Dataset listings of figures
########################################

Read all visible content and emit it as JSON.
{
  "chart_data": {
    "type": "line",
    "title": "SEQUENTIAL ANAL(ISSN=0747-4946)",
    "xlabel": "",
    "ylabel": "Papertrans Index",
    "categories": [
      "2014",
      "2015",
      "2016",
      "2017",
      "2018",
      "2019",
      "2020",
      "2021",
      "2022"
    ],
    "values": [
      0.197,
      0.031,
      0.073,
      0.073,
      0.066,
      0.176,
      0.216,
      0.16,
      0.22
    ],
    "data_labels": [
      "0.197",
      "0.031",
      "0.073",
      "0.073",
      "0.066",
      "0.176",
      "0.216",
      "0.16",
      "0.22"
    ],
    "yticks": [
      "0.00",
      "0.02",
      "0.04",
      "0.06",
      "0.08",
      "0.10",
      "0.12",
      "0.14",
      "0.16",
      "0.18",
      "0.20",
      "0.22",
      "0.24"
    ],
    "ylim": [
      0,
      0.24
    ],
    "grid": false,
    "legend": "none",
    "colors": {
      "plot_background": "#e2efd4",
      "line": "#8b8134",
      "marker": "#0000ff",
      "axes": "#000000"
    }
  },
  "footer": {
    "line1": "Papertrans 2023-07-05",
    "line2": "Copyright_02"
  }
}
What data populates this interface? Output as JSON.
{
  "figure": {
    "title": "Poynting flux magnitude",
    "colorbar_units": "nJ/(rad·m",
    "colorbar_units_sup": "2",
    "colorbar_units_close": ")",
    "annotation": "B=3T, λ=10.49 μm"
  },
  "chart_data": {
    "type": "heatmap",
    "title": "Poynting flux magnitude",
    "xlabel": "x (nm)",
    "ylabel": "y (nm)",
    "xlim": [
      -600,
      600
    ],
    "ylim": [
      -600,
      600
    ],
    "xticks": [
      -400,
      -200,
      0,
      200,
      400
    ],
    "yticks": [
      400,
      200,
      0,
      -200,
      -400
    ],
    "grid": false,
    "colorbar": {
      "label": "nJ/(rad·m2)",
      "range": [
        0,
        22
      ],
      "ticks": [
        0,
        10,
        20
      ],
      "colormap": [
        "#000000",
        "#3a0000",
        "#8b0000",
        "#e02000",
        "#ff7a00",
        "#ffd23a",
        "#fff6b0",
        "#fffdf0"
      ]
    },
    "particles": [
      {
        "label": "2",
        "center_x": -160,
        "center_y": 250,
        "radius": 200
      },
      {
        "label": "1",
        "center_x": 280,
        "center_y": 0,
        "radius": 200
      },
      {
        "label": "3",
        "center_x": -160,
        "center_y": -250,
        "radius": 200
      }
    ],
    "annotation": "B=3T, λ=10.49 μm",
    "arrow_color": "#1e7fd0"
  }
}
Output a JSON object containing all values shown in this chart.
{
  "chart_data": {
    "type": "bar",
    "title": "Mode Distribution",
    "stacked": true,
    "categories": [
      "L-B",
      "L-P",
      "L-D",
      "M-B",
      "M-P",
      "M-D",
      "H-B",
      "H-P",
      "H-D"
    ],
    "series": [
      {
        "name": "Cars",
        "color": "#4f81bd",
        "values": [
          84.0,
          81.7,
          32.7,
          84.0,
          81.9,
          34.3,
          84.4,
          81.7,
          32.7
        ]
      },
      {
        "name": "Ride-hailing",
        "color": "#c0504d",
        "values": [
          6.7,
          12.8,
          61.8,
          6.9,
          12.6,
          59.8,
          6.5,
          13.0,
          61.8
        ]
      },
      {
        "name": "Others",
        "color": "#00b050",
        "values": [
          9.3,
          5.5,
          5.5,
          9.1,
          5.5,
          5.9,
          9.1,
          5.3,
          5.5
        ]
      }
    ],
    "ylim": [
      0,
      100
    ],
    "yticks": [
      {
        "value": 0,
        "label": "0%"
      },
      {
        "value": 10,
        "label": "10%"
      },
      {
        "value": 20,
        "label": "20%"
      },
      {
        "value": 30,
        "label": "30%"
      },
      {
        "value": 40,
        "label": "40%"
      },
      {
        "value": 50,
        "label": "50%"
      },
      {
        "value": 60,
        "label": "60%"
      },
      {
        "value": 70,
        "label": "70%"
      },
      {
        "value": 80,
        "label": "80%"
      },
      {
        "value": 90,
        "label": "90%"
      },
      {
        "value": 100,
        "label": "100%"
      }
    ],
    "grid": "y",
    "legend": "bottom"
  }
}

########################################

- [Your instructions]:
All the data must be duplicated exactly, with nothing added or removed.

- [Solution for this task]:
Read all visible content and emit it as JSON.
{
  "chart_data": {
    "type": "line",
    "title": "SEQUENTIAL ANAL(ISSN=0747-4946)",
    "xlabel": "",
    "ylabel": "Papertrans Index",
    "categories": [
      "2014",
      "2015",
      "2016",
      "2017",
      "2018",
      "2019",
      "2020",
      "2021",
      "2022"
    ],
    "values": [
      0.197,
      0.031,
      0.073,
      0.073,
      0.066,
      0.176,
      0.216,
      0.16,
      0.22
    ],
    "data_labels": [
      "0.197",
      "0.031",
      "0.073",
      "0.073",
      "0.066",
      "0.176",
      "0.216",
      "0.16",
      "0.22"
    ],
    "yticks": [
      "0.00",
      "0.02",
      "0.04",
      "0.06",
      "0.08",
      "0.10",
      "0.12",
      "0.14",
      "0.16",
      "0.18",
      "0.20",
      "0.22",
      "0.24"
    ],
    "ylim": [
      0,
      0.24
    ],
    "grid": false,
    "legend": "none",
    "colors": {
      "plot_background": "#e2efd4",
      "line": "#8b8134",
      "marker": "#0000ff",
      "axes": "#000000"
    }
  },
  "footer": {
    "line1": "Papertrans 2023-07-05",
    "line2": "Copyright_02"
  }
}
What data populates this interface? Output as JSON.
{
  "figure": {
    "title": "Poynting flux magnitude",
    "colorbar_units": "nJ/(rad·m",
    "colorbar_units_sup": "2",
    "colorbar_units_close": ")",
    "annotation": "B=3T, λ=10.49 μm"
  },
  "chart_data": {
    "type": "heatmap",
    "title": "Poynting flux magnitude",
    "xlabel": "x (nm)",
    "ylabel": "y (nm)",
    "xlim": [
      -600,
      600
    ],
    "ylim": [
      -600,
      600
    ],
    "xticks": [
      -400,
      -200,
      0,
      200,
      400
    ],
    "yticks": [
      400,
      200,
      0,
      -200,
      -400
    ],
    "grid": false,
    "colorbar": {
      "label": "nJ/(rad·m2)",
      "range": [
        0,
        22
      ],
      "ticks": [
        0,
        10,
        20
      ],
      "colormap": [
        "#000000",
        "#3a0000",
        "#8b0000",
        "#e02000",
        "#ff7a00",
        "#ffd23a",
        "#fff6b0",
        "#fffdf0"
      ]
    },
    "particles": [
      {
        "label": "2",
        "center_x": -160,
        "center_y": 250,
        "radius": 200
      },
      {
        "label": "1",
        "center_x": 280,
        "center_y": 0,
        "radius": 200
      },
      {
        "label": "3",
        "center_x": -160,
        "center_y": -250,
        "radius": 200
      }
    ],
    "annotation": "B=3T, λ=10.49 μm",
    "arrow_color": "#1e7fd0"
  }
}
Output a JSON object containing all values shown in this chart.
{
  "chart_data": {
    "type": "bar",
    "title": "Mode Distribution",
    "stacked": true,
    "categories": [
      "L-B",
      "L-P",
      "L-D",
      "M-B",
      "M-P",
      "M-D",
      "H-B",
      "H-P",
      "H-D"
    ],
    "series": [
      {
        "name": "Cars",
        "color": "#4f81bd",
        "values": [
          84.0,
          81.7,
          32.7,
          84.0,
          81.9,
          34.3,
          84.4,
          81.7,
          32.7
        ]
      },
      {
        "name": "Ride-hailing",
        "color": "#c0504d",
        "values": [
          6.7,
          12.8,
          61.8,
          6.9,
          12.6,
          59.8,
          6.5,
          13.0,
          61.8
        ]
      },
      {
        "name": "Others",
        "color": "#00b050",
        "values": [
          9.3,
          5.5,
          5.5,
          9.1,
          5.5,
          5.9,
          9.1,
          5.3,
          5.5
        ]
      }
    ],
    "ylim": [
      0,
      100
    ],
    "yticks": [
      {
        "value": 0,
        "label": "0%"
      },
      {
        "value": 10,
        "label": "10%"
      },
      {
        "value": 20,
        "label": "20%"
      },
      {
        "value": 30,
        "label": "30%"
      },
      {
        "value": 40,
        "label": "40%"
      },
      {
        "value": 50,
        "label": "50%"
      },
      {
        "value": 60,
        "label": "60%"
      },
      {
        "value": 70,
        "label": "70%"
      },
      {
        "value": 80,
        "label": "80%"
      },
      {
        "value": 90,
        "label": "90%"
      },
      {
        "value": 100,
        "label": "100%"
      }
    ],
    "grid": "y",
    "legend": "bottom"
  }
}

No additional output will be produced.